## THE PROBLEM
Find the word "Grammetal" in the listing; pull out each line holding it.

## PROVIDED ENTRIES
* Start *
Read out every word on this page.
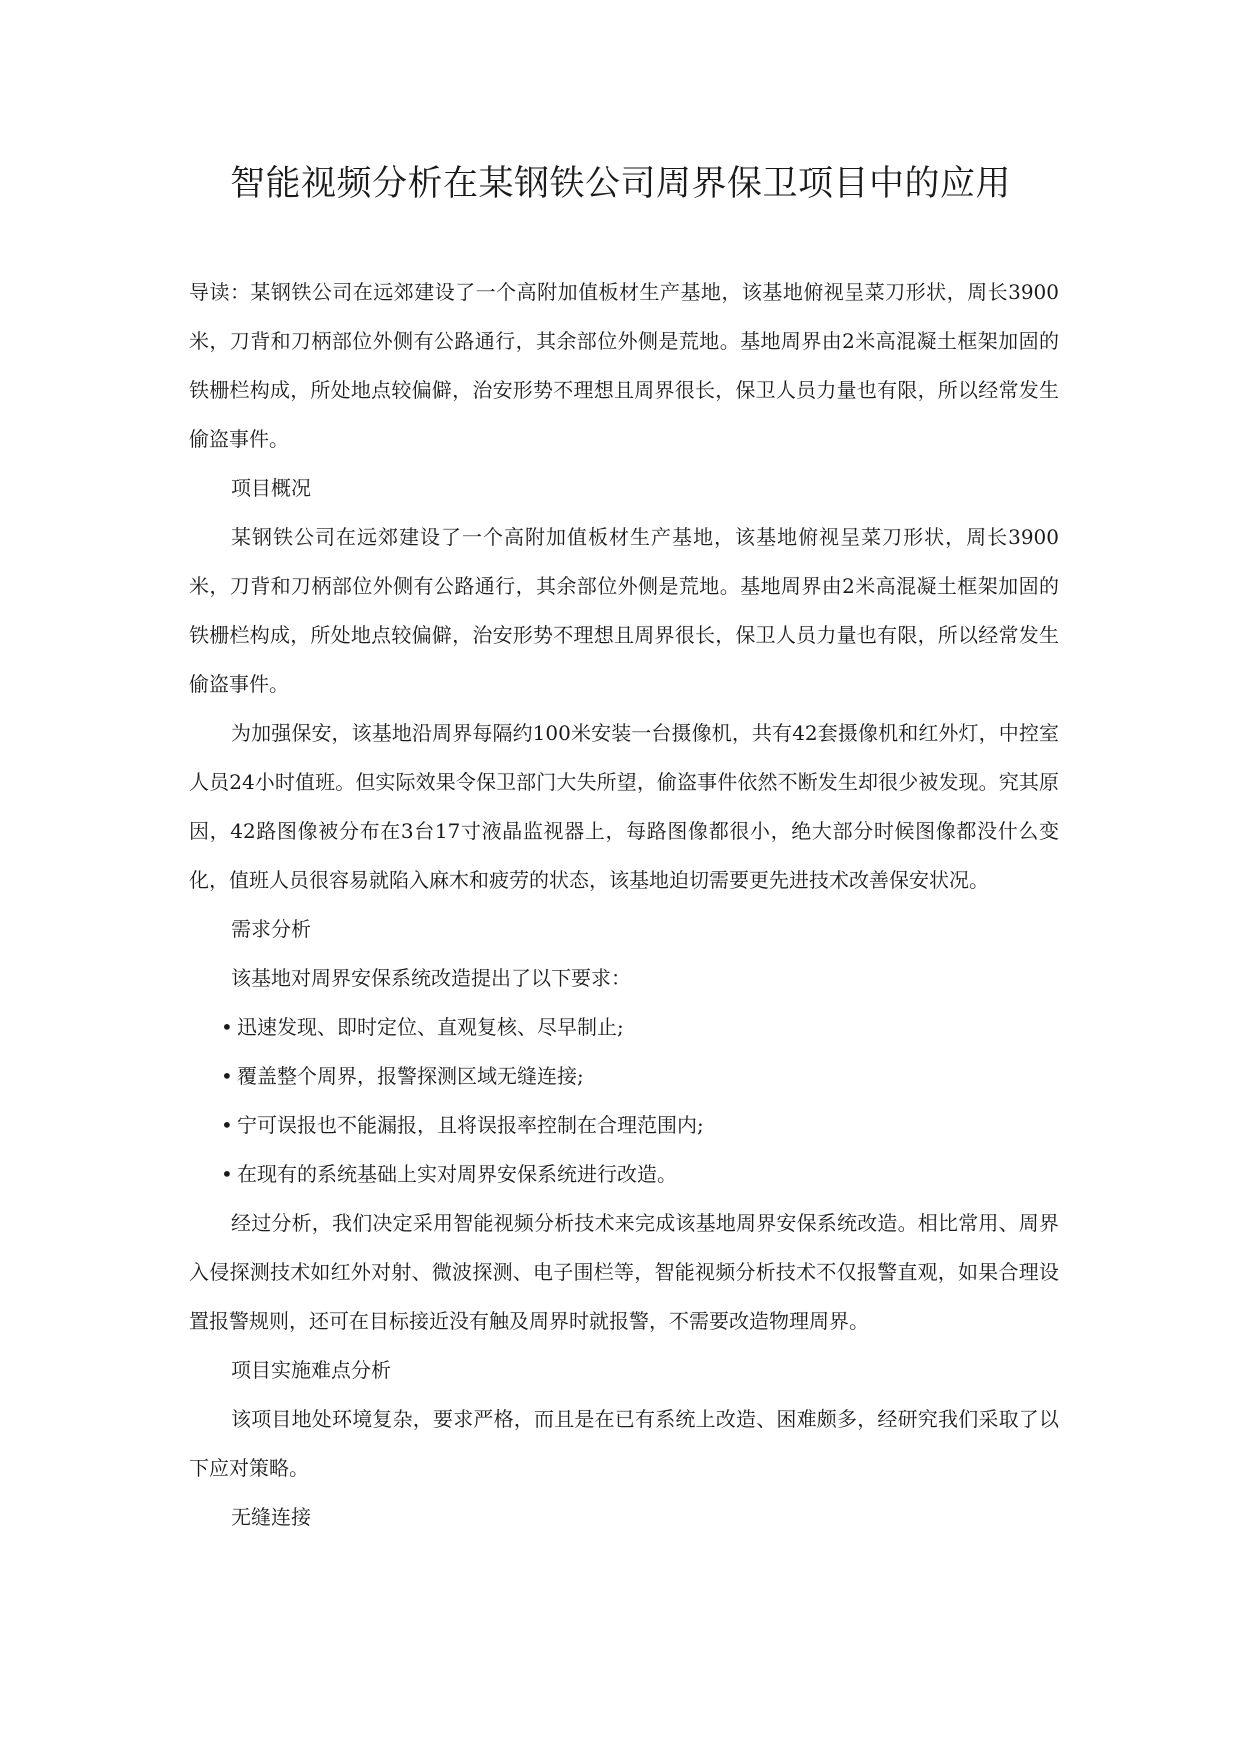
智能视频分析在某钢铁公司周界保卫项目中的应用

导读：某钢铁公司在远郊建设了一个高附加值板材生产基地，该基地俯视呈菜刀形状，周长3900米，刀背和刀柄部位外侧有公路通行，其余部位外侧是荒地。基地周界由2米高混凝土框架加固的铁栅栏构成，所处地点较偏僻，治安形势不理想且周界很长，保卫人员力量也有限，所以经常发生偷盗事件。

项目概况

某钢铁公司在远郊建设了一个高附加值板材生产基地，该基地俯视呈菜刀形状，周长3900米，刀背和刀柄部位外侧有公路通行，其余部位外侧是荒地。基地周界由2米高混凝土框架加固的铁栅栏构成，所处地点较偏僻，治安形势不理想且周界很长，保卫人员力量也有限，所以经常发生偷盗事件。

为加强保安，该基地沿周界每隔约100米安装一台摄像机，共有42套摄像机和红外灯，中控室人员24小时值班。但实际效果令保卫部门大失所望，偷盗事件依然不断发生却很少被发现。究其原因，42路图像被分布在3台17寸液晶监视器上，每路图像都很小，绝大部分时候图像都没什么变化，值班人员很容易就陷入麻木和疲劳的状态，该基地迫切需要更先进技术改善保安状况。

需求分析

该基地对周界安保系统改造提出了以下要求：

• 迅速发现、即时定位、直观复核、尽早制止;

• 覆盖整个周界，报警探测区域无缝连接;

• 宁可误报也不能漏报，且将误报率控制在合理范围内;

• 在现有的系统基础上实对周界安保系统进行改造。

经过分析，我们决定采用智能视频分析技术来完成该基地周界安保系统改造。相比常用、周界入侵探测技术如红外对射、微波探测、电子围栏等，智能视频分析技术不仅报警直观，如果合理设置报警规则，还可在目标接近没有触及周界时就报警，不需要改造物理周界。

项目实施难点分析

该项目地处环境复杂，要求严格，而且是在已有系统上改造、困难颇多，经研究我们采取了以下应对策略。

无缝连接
* End *
* Start *
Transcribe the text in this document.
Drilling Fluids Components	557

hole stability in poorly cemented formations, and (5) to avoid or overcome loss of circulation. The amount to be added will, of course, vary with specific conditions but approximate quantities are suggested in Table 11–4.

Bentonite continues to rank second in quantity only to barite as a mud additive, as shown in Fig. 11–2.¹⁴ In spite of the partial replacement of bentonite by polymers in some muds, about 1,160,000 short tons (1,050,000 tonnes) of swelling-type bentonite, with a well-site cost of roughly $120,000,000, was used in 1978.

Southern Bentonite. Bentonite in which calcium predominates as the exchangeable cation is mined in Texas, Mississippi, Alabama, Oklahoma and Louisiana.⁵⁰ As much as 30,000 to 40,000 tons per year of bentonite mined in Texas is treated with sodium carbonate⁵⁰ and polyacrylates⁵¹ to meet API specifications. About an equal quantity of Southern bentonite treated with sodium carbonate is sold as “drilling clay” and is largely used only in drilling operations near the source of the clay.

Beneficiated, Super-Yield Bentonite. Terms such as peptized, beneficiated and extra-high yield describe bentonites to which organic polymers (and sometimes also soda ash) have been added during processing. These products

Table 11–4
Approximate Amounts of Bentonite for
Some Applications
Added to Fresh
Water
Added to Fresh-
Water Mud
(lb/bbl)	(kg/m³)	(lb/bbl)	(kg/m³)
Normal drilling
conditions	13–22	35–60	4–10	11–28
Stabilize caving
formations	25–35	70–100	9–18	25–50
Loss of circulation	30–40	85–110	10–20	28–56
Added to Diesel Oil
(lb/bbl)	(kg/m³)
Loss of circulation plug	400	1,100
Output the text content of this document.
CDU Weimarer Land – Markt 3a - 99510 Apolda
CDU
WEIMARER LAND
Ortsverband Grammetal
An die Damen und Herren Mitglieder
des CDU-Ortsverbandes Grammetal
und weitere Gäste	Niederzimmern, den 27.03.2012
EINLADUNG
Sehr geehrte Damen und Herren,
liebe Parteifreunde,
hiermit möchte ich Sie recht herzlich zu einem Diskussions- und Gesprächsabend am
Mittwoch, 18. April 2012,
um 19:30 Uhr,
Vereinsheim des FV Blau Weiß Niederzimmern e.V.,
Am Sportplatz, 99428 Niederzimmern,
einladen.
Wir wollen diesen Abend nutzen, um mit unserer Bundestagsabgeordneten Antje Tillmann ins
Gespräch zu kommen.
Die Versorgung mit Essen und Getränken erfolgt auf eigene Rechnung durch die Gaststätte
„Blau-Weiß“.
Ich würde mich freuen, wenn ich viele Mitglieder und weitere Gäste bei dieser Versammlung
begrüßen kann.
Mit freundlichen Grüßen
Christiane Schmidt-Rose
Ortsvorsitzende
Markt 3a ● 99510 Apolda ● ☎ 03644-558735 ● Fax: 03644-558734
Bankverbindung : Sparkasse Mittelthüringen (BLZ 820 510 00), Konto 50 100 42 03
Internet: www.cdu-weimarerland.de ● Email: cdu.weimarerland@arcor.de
* End *
## FULL SOLUTION
Ortsverband Grammetal
des CDU-Ortsverbandes Grammetal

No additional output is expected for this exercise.